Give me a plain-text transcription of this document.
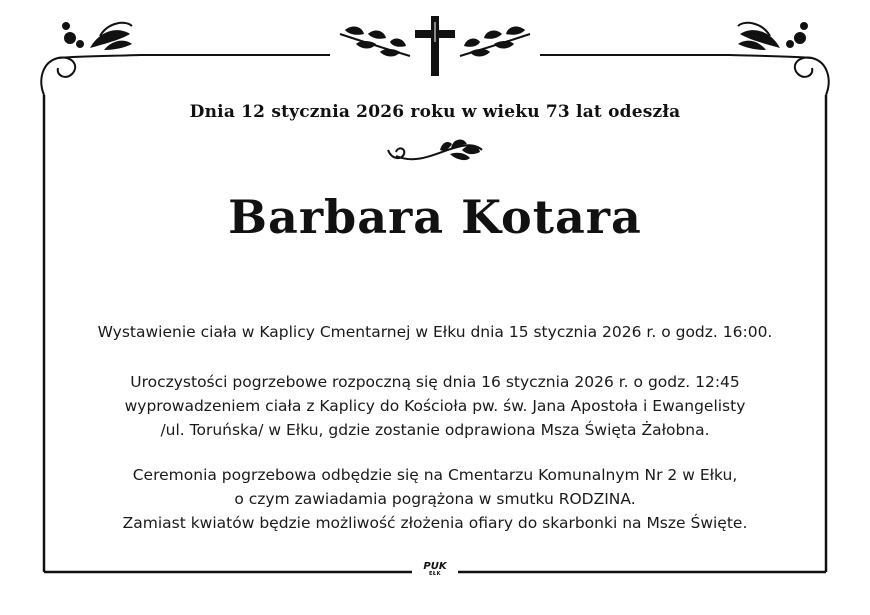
Dnia 12 stycznia 2026 roku w wieku 73 lat odeszła
Barbara Kotara
Wystawienie ciała w Kaplicy Cmentarnej w Ełku dnia 15 stycznia 2026 r. o godz. 16:00.
Uroczystości pogrzebowe rozpoczną się dnia 16 stycznia 2026 r. o godz. 12:45
wyprowadzeniem ciała z Kaplicy do Kościoła pw. św. Jana Apostoła i Ewangelisty
/ul. Toruńska/ w Ełku, gdzie zostanie odprawiona Msza Święta Żałobna.
Ceremonia pogrzebowa odbędzie się na Cmentarzu Komunalnym Nr 2 w Ełku,
o czym zawiadamia pogrążona w smutku RODZINA.
Zamiast kwiatów będzie możliwość złożenia ofiary do skarbonki na Msze Święte.
PUK
EŁK
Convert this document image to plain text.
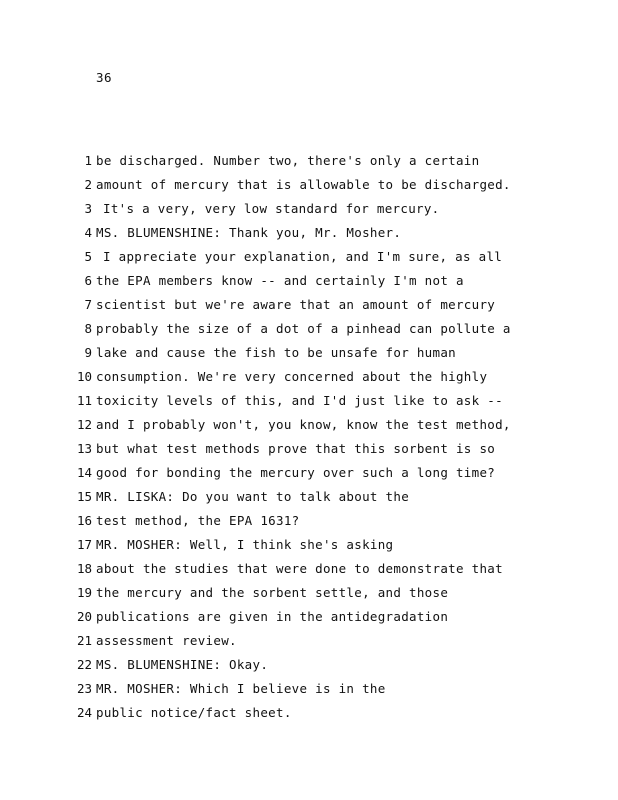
36
1 be discharged. Number two, there's only a certain
2 amount of mercury that is allowable to be discharged.
3 It's a very, very low standard for mercury.
4 MS. BLUMENSHINE: Thank you, Mr. Mosher.
5 I appreciate your explanation, and I'm sure, as all
6 the EPA members know -- and certainly I'm not a
7 scientist but we're aware that an amount of mercury
8 probably the size of a dot of a pinhead can pollute a
9 lake and cause the fish to be unsafe for human
10 consumption. We're very concerned about the highly
11 toxicity levels of this, and I'd just like to ask --
12 and I probably won't, you know, know the test method,
13 but what test methods prove that this sorbent is so
14 good for bonding the mercury over such a long time?
15 MR. LISKA: Do you want to talk about the
16 test method, the EPA 1631?
17 MR. MOSHER: Well, I think she's asking
18 about the studies that were done to demonstrate that
19 the mercury and the sorbent settle, and those
20 publications are given in the antidegradation
21 assessment review.
22 MS. BLUMENSHINE: Okay.
23 MR. MOSHER: Which I believe is in the
24 public notice/fact sheet.
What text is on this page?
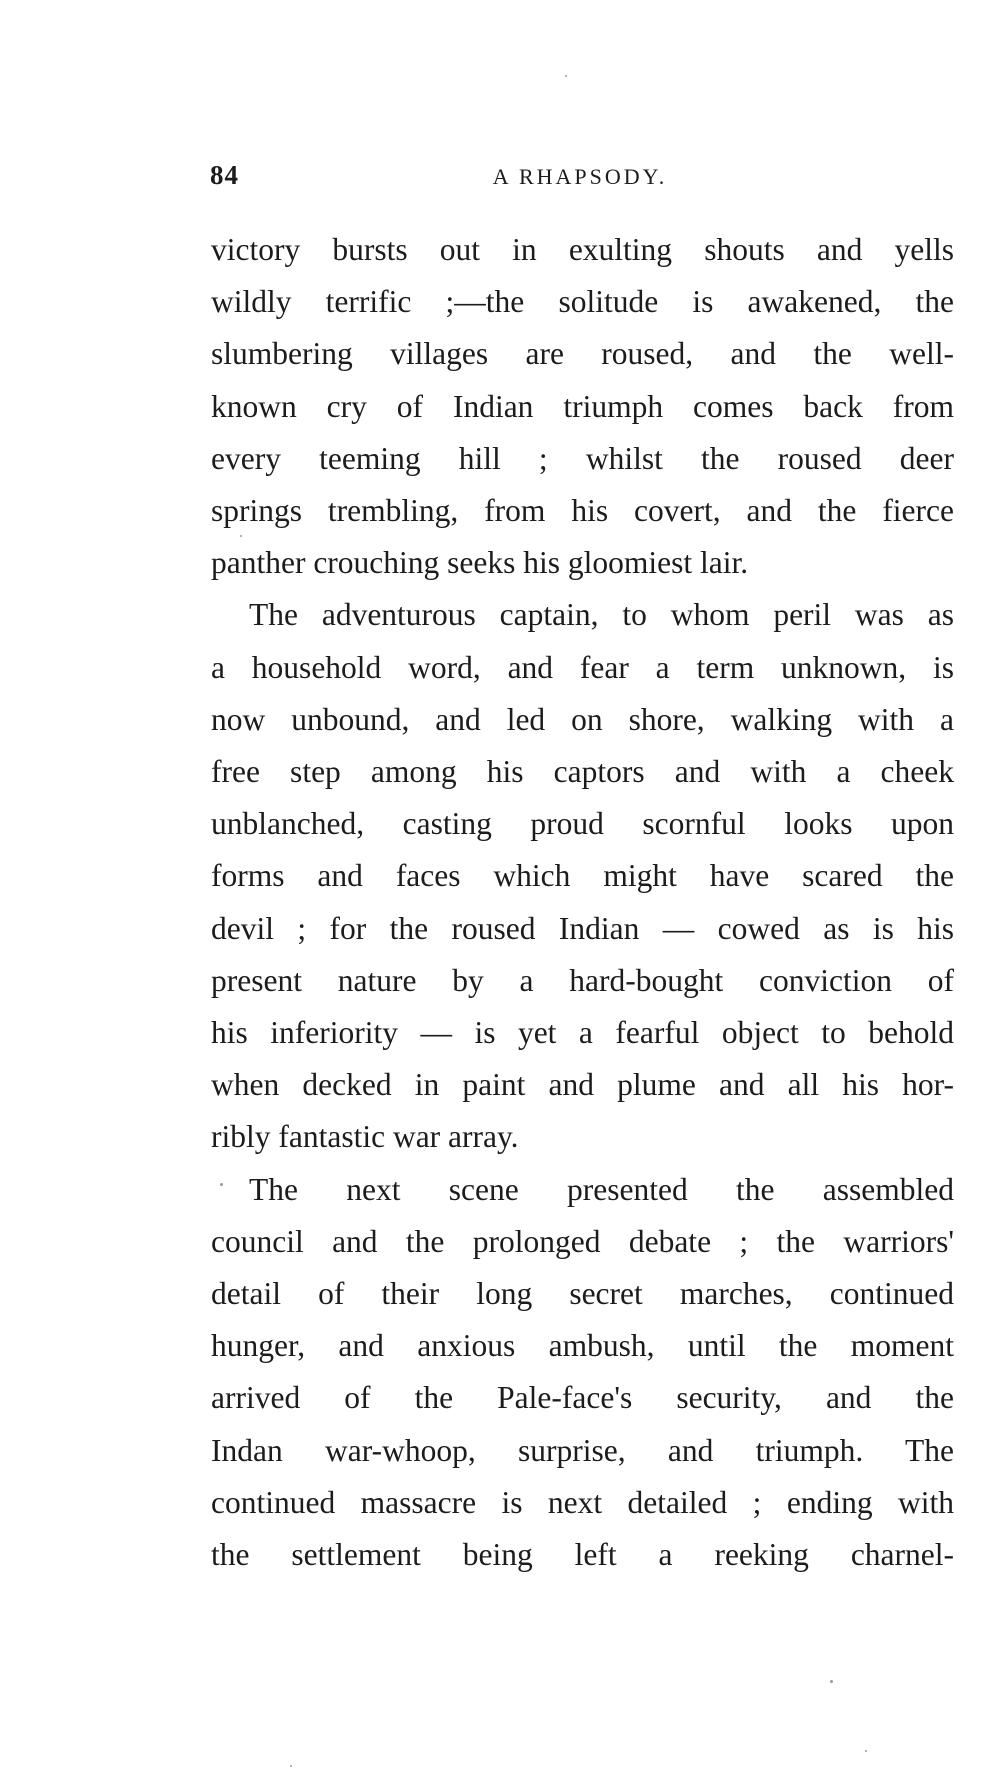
84	A RHAPSODY.

victory bursts out in exulting shouts and yells
wildly terrific ;—the solitude is awakened, the
slumbering villages are roused, and the well-
known cry of Indian triumph comes back from
every teeming hill ; whilst the roused deer
springs trembling, from his covert, and the fierce
panther crouching seeks his gloomiest lair.

The adventurous captain, to whom peril was as
a household word, and fear a term unknown, is
now unbound, and led on shore, walking with a
free step among his captors and with a cheek
unblanched, casting proud scornful looks upon
forms and faces which might have scared the
devil ; for the roused Indian — cowed as is his
present nature by a hard-bought conviction of
his inferiority — is yet a fearful object to behold
when decked in paint and plume and all his hor-
ribly fantastic war array.

The next scene presented the assembled
council and the prolonged debate ; the warriors'
detail of their long secret marches, continued
hunger, and anxious ambush, until the moment
arrived of the Pale-face's security, and the
Indan war-whoop, surprise, and triumph. The
continued massacre is next detailed ; ending with
the settlement being left a reeking charnel-
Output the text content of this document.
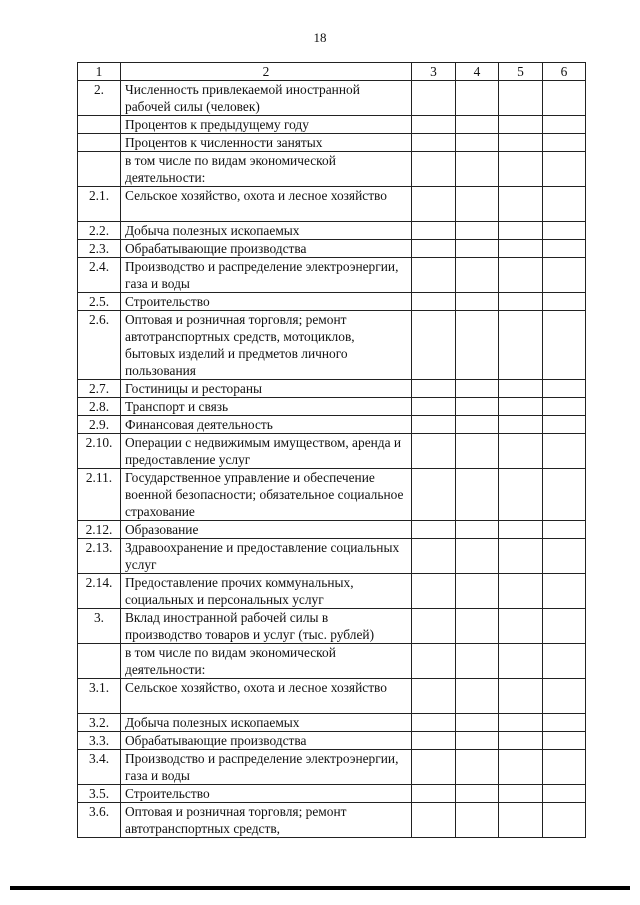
18
1	2	3	4	5	6
2.	Численность привлекаемой иностранной рабочей силы (человек)				
	Процентов к предыдущему году				
	Процентов к численности занятых				
	в том числе по видам экономической деятельности:				
2.1.	Сельское хозяйство, охота и лесное хозяйство				
2.2.	Добыча полезных ископаемых				
2.3.	Обрабатывающие производства				
2.4.	Производство и распределение электроэнергии, газа и воды				
2.5.	Строительство				
2.6.	Оптовая и розничная торговля; ремонт автотранспортных средств, мотоциклов, бытовых изделий и предметов личного пользования				
2.7.	Гостиницы и рестораны				
2.8.	Транспорт и связь				
2.9.	Финансовая деятельность				
2.10.	Операции с недвижимым имуществом, аренда и предоставление услуг				
2.11.	Государственное управление и обеспечение военной безопасности; обязательное социальное страхование				
2.12.	Образование				
2.13.	Здравоохранение и предоставление социальных услуг				
2.14.	Предоставление прочих коммунальных, социальных и персональных услуг				
3.	Вклад иностранной рабочей силы в производство товаров и услуг (тыс. рублей)				
	в том числе по видам экономической деятельности:				
3.1.	Сельское хозяйство, охота и лесное хозяйство				
3.2.	Добыча полезных ископаемых				
3.3.	Обрабатывающие производства				
3.4.	Производство и распределение электроэнергии, газа и воды				
3.5.	Строительство				
3.6.	Оптовая и розничная торговля; ремонт автотранспортных средств,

════════════════════

_Stated goal_
Set down the lines of the records above exactly, apart from the pictures.

_Answer to the exercise_
Give me a plain-text transcription of this document.
Dnia 12 stycznia 2026 roku w wieku 73 lat odeszła
Barbara Kotara
Wystawienie ciała w Kaplicy Cmentarnej w Ełku dnia 15 stycznia 2026 r. o godz. 16:00.
Uroczystości pogrzebowe rozpoczną się dnia 16 stycznia 2026 r. o godz. 12:45
wyprowadzeniem ciała z Kaplicy do Kościoła pw. św. Jana Apostoła i Ewangelisty
/ul. Toruńska/ w Ełku, gdzie zostanie odprawiona Msza Święta Żałobna.
Ceremonia pogrzebowa odbędzie się na Cmentarzu Komunalnym Nr 2 w Ełku,
o czym zawiadamia pogrążona w smutku RODZINA.
Zamiast kwiatów będzie możliwość złożenia ofiary do skarbonki na Msze Święte.
PUK
EŁK
Convert this document image to plain text.
36
1 be discharged. Number two, there's only a certain
2 amount of mercury that is allowable to be discharged.
3 It's a very, very low standard for mercury.
4 MS. BLUMENSHINE: Thank you, Mr. Mosher.
5 I appreciate your explanation, and I'm sure, as all
6 the EPA members know -- and certainly I'm not a
7 scientist but we're aware that an amount of mercury
8 probably the size of a dot of a pinhead can pollute a
9 lake and cause the fish to be unsafe for human
10 consumption. We're very concerned about the highly
11 toxicity levels of this, and I'd just like to ask --
12 and I probably won't, you know, know the test method,
13 but what test methods prove that this sorbent is so
14 good for bonding the mercury over such a long time?
15 MR. LISKA: Do you want to talk about the
16 test method, the EPA 1631?
17 MR. MOSHER: Well, I think she's asking
18 about the studies that were done to demonstrate that
19 the mercury and the sorbent settle, and those
20 publications are given in the antidegradation
21 assessment review.
22 MS. BLUMENSHINE: Okay.
23 MR. MOSHER: Which I believe is in the
24 public notice/fact sheet.
What text is on this page?
84	A RHAPSODY.

victory bursts out in exulting shouts and yells
wildly terrific ;—the solitude is awakened, the
slumbering villages are roused, and the well-
known cry of Indian triumph comes back from
every teeming hill ; whilst the roused deer
springs trembling, from his covert, and the fierce
panther crouching seeks his gloomiest lair.

The adventurous captain, to whom peril was as
a household word, and fear a term unknown, is
now unbound, and led on shore, walking with a
free step among his captors and with a cheek
unblanched, casting proud scornful looks upon
forms and faces which might have scared the
devil ; for the roused Indian — cowed as is his
present nature by a hard-bought conviction of
his inferiority — is yet a fearful object to behold
when decked in paint and plume and all his hor-
ribly fantastic war array.

The next scene presented the assembled
council and the prolonged debate ; the warriors'
detail of their long secret marches, continued
hunger, and anxious ambush, until the moment
arrived of the Pale-face's security, and the
Indan war-whoop, surprise, and triumph. The
continued massacre is next detailed ; ending with
the settlement being left a reeking charnel-
Output the text content of this document.
18
1	2	3	4	5	6
2.	Численность привлекаемой иностранной рабочей силы (человек)				
	Процентов к предыдущему году				
	Процентов к численности занятых				
	в том числе по видам экономической деятельности:				
2.1.	Сельское хозяйство, охота и лесное хозяйство				
2.2.	Добыча полезных ископаемых				
2.3.	Обрабатывающие производства				
2.4.	Производство и распределение электроэнергии, газа и воды				
2.5.	Строительство				
2.6.	Оптовая и розничная торговля; ремонт автотранспортных средств, мотоциклов, бытовых изделий и предметов личного пользования				
2.7.	Гостиницы и рестораны				
2.8.	Транспорт и связь				
2.9.	Финансовая деятельность				
2.10.	Операции с недвижимым имуществом, аренда и предоставление услуг				
2.11.	Государственное управление и обеспечение военной безопасности; обязательное социальное страхование				
2.12.	Образование				
2.13.	Здравоохранение и предоставление социальных услуг				
2.14.	Предоставление прочих коммунальных, социальных и персональных услуг				
3.	Вклад иностранной рабочей силы в производство товаров и услуг (тыс. рублей)				
	в том числе по видам экономической деятельности:				
3.1.	Сельское хозяйство, охота и лесное хозяйство				
3.2.	Добыча полезных ископаемых				
3.3.	Обрабатывающие производства				
3.4.	Производство и распределение электроэнергии, газа и воды				
3.5.	Строительство				
3.6.	Оптовая и розничная торговля; ремонт автотранспортных средств,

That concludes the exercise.